__SOURCE INFORMATION__
★ ★ ★
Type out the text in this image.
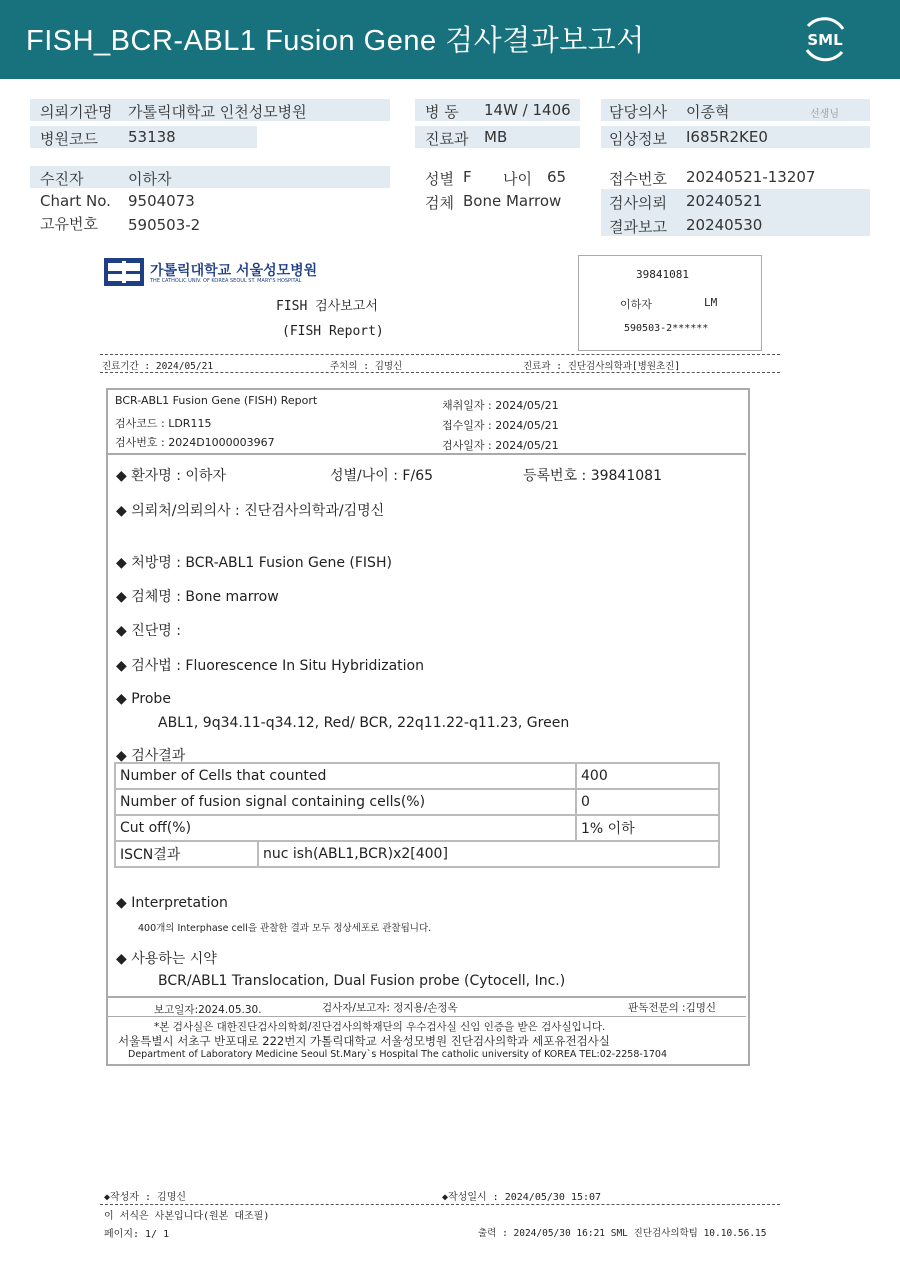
FISH_BCR-ABL1 Fusion Gene 검사결과보고서	SML
의뢰기관명 가톨릭대학교 인천성모병원	병 동 14W / 1406	담당의사 이종혁	선생님
병원코드 53138	진료과 MB	임상정보 I685R2KE0
수진자	이하자	성별 F 나이 65	접수번호 20240521-13207
Chart No. 9504073	검체 Bone Marrow	검사의뢰 20240521
고유번호 590503-2	결과보고 20240530
가톨릭대학교 서울성모병원
THE CATHOLIC UNIV. OF KOREA SEOUL ST. MARY'S HOSPITAL
FISH 검사보고서
(FISH Report)
39841081
이하자	LM
590503-2******
진료기간 : 2024/05/21	주치의 : 김명신	진료과 : 진단검사의학과[병원초진]
BCR-ABL1 Fusion Gene (FISH) Report
검사코드 : LDR115
검사번호 : 2024D1000003967
채취일자 : 2024/05/21
접수일자 : 2024/05/21
검사일자 : 2024/05/21
◆ 환자명 : 이하자	성별/나이 : F/65	등록번호 : 39841081
◆ 의뢰처/의뢰의사 : 진단검사의학과/김명신
◆ 처방명 : BCR-ABL1 Fusion Gene (FISH)
◆ 검체명 : Bone marrow
◆ 진단명 :
◆ 검사법 : Fluorescence In Situ Hybridization
◆ Probe
ABL1, 9q34.11-q34.12, Red/ BCR, 22q11.22-q11.23, Green
◆ 검사결과
Number of Cells that counted		400
Number of fusion signal containing cells(%)		0
Cut off(%)		1% 이하
ISCN결과	nuc ish(ABL1,BCR)x2[400]	
◆ Interpretation
400개의 Interphase cell을 관찰한 결과 모두 정상세포로 관찰됩니다.
◆ 사용하는 시약
BCR/ABL1 Translocation, Dual Fusion probe (Cytocell, Inc.)
보고일자:2024.05.30.	검사자/보고자: 정지용/손정옥	판독전문의 :김명신
*본 검사실은 대한진단검사의학회/진단검사의학재단의 우수검사실 신임 인증을 받은 검사실입니다.
서울특별시 서초구 반포대로 222번지 가톨릭대학교 서울성모병원 진단검사의학과 세포유전검사실
Department of Laboratory Medicine Seoul St.Mary`s Hospital The catholic university of KOREA TEL:02-2258-1704
◆작성자 : 김명신	◆작성일시 : 2024/05/30 15:07
이 서식은 사본입니다(원본 대조필)
페이지: 1/ 1	출력 : 2024/05/30 16:21 SML 진단검사의학팀 10.10.56.15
★ ★ ★
In the records above, how many lines contain the word "가톨릭대학교"? Say only the number.

__EXERCISE ANSWER__
3